═══ ITEMS ═══

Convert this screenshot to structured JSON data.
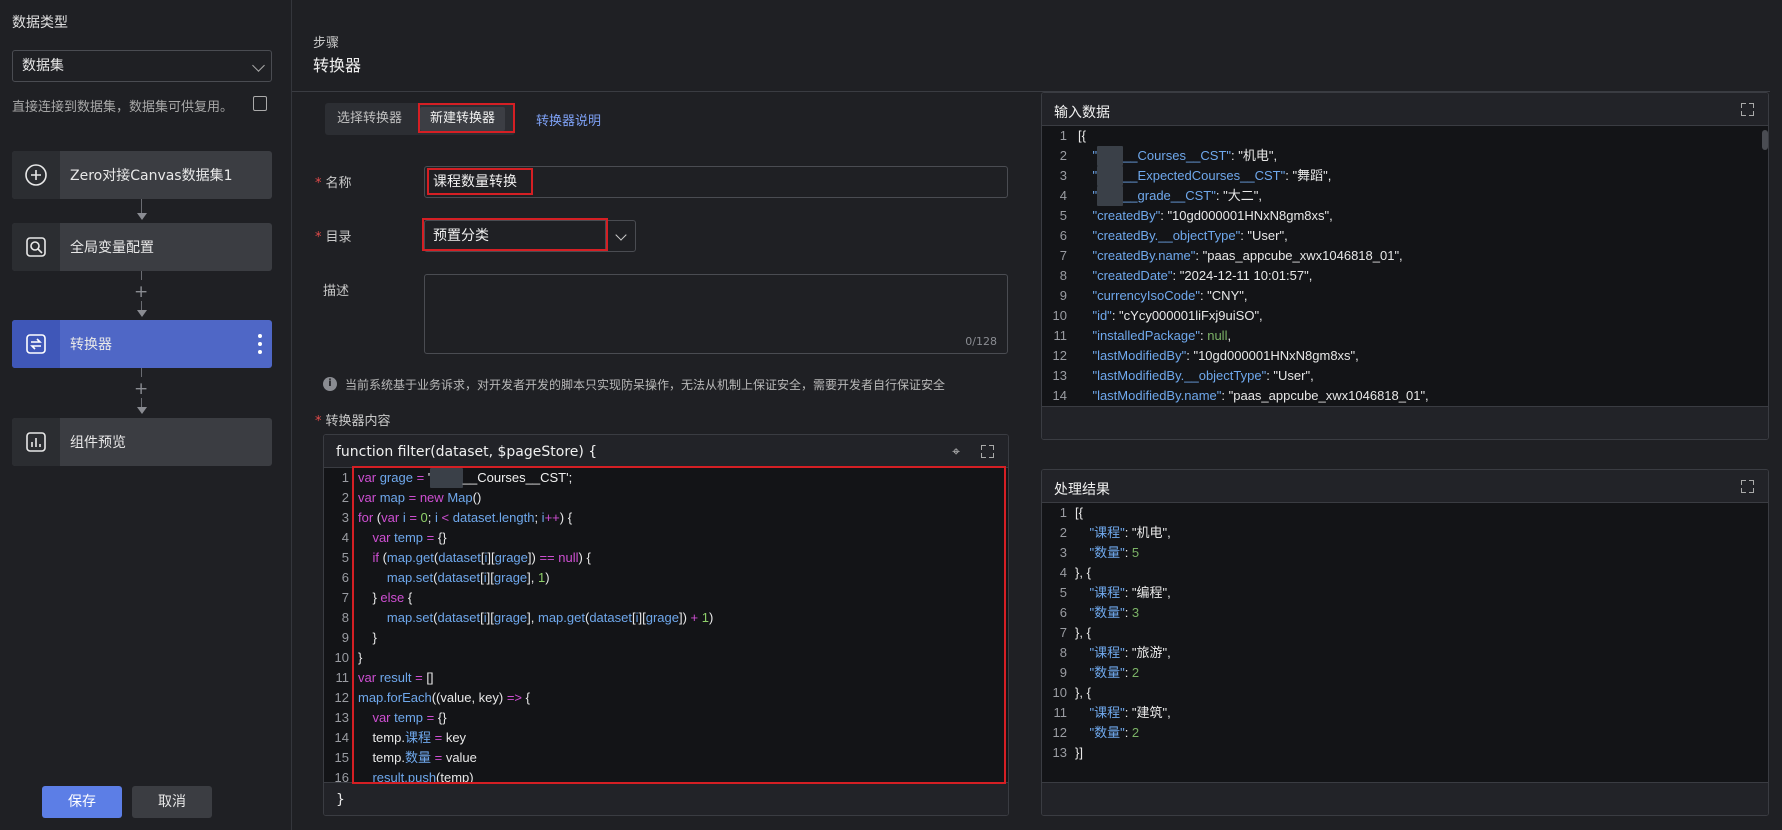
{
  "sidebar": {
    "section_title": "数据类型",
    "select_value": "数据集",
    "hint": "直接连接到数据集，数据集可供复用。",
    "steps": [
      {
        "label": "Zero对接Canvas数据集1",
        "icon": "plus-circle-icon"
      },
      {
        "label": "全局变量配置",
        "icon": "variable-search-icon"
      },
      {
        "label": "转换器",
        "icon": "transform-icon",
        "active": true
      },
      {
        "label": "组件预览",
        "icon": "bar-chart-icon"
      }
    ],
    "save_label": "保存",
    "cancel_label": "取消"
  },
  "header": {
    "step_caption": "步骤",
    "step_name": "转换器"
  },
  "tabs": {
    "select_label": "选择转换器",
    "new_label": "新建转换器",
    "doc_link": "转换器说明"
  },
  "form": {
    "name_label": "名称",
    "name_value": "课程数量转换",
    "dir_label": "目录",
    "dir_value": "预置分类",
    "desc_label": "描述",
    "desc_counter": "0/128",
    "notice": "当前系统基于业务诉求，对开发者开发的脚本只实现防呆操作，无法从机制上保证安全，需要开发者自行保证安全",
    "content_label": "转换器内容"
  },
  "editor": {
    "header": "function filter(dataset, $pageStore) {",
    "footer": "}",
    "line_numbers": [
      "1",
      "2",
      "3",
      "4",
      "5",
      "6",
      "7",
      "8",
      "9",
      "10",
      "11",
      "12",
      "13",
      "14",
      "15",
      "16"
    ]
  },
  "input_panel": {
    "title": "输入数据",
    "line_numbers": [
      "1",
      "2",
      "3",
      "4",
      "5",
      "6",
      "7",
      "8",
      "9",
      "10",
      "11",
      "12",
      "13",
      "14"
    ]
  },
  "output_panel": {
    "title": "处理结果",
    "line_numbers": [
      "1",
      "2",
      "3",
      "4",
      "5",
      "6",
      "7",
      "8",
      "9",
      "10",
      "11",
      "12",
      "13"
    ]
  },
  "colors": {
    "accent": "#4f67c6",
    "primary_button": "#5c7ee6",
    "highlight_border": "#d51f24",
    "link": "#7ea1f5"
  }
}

═══
═══ ITEMS ═══

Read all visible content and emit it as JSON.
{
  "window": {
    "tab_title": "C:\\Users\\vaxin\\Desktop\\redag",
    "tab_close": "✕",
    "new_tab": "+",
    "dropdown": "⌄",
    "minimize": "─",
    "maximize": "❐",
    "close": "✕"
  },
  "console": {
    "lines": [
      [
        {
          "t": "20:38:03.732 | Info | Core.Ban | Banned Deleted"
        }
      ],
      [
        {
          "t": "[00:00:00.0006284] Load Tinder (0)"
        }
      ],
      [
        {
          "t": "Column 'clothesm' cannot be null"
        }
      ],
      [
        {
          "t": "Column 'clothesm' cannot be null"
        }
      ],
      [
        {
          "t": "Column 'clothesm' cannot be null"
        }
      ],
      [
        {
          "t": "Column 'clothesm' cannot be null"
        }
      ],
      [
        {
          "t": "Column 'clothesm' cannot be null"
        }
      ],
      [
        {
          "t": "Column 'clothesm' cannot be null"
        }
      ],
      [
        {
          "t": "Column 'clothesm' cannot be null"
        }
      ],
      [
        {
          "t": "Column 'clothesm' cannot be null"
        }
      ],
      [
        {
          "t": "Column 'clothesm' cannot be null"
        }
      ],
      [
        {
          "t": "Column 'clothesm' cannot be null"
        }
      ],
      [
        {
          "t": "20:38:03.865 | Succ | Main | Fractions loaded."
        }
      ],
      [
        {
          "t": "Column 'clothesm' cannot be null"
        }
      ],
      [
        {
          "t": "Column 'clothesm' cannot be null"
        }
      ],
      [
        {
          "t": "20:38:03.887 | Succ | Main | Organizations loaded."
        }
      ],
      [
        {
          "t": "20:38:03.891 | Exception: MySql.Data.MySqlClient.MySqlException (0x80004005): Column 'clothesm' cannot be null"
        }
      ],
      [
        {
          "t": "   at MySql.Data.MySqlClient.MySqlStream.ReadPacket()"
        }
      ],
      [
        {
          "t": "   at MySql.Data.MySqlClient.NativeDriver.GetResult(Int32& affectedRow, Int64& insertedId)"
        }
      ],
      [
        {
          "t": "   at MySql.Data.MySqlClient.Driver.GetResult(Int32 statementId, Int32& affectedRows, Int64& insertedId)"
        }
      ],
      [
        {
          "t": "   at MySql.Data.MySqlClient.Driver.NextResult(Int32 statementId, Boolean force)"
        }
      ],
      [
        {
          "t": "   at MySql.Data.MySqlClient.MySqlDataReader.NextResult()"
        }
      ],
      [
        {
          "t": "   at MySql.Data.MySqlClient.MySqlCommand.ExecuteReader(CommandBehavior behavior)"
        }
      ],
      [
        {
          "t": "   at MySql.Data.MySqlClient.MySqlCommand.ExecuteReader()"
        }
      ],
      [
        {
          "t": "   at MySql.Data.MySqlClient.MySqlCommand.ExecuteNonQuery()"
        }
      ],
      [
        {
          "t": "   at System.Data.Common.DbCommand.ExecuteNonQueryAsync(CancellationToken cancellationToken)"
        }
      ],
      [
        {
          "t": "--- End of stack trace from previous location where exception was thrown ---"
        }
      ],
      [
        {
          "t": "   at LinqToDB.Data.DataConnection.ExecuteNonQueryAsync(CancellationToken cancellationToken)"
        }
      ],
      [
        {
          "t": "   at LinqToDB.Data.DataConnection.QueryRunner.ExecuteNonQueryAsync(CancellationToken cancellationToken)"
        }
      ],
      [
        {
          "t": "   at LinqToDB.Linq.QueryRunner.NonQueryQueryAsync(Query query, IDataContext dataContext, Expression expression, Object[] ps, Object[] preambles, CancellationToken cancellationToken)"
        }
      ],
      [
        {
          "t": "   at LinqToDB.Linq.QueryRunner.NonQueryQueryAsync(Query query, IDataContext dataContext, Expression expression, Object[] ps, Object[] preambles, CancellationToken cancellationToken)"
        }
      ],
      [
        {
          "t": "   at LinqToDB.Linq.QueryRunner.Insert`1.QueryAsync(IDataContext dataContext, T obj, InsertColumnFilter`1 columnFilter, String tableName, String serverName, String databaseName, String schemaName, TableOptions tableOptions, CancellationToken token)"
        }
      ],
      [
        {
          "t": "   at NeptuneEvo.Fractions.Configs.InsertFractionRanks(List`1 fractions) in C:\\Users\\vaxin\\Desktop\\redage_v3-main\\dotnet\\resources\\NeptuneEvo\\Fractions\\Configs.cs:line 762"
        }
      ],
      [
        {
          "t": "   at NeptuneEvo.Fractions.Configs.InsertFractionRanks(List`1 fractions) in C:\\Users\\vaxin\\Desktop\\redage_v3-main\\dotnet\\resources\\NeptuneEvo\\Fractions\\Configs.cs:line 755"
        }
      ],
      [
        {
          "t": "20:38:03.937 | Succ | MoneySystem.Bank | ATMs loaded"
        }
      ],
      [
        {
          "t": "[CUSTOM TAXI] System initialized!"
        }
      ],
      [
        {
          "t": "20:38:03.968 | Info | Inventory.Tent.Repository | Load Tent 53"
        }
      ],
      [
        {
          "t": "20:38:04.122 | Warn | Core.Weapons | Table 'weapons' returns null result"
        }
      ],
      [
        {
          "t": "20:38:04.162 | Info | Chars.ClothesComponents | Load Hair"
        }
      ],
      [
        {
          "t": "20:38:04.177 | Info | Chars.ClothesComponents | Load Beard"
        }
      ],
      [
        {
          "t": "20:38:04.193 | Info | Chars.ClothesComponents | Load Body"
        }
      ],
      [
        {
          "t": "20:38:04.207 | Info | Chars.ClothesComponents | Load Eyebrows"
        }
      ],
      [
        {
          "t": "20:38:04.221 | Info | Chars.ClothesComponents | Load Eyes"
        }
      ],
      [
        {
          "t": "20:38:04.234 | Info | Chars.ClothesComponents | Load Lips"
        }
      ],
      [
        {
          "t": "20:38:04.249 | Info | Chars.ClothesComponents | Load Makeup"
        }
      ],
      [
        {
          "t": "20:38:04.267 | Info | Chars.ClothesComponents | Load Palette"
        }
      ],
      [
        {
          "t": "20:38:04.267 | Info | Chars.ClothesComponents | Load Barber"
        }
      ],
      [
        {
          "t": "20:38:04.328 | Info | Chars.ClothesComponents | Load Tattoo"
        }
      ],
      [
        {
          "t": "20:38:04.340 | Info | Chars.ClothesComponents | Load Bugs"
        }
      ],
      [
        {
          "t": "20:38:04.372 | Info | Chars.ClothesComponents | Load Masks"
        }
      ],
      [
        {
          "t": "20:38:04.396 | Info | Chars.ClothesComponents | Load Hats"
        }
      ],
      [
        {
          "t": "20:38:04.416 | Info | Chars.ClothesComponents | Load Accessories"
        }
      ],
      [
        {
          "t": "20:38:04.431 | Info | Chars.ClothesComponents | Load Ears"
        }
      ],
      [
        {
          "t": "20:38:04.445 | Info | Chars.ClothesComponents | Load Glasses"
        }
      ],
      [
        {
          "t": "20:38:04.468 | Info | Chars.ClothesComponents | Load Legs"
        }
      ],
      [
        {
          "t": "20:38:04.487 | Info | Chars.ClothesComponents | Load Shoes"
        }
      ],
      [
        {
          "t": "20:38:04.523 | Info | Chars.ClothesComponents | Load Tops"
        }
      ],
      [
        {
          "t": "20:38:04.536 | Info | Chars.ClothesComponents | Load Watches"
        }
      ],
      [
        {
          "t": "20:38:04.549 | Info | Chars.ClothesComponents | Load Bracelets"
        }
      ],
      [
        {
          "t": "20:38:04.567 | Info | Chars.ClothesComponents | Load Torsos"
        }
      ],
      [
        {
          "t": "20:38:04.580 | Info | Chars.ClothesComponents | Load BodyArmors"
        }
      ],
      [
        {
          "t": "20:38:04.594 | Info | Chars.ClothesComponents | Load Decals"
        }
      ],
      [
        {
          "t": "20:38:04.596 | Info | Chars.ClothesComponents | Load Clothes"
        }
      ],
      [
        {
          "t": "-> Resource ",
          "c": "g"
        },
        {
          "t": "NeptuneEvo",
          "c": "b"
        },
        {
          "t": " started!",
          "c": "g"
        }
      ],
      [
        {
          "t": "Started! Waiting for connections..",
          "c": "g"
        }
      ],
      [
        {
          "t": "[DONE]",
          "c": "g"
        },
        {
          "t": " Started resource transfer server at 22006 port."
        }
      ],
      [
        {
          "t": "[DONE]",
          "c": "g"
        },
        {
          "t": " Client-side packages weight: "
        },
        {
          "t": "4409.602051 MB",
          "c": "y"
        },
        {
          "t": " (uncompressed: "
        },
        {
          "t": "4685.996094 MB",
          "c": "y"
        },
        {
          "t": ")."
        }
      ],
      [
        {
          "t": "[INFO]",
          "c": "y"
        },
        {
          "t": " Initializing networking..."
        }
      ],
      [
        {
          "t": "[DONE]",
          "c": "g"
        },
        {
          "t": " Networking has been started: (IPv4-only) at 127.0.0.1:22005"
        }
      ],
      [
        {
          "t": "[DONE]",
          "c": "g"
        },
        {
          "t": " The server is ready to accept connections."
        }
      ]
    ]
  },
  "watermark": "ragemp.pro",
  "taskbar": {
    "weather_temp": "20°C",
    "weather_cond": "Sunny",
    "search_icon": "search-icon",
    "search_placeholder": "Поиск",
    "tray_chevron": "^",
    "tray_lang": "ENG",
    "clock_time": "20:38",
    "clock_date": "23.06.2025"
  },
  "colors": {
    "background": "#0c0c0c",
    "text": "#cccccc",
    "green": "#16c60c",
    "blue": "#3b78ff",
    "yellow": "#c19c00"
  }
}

═══

Read the lines above. Gather those in which the string "DataConnection" is found.

          "t": "   at LinqToDB.Data.DataConnection.ExecuteNonQueryAsync(CancellationToken cancellationToken)"
          "t": "   at LinqToDB.Data.DataConnection.QueryRunner.ExecuteNonQueryAsync(CancellationToken cancellationToken)"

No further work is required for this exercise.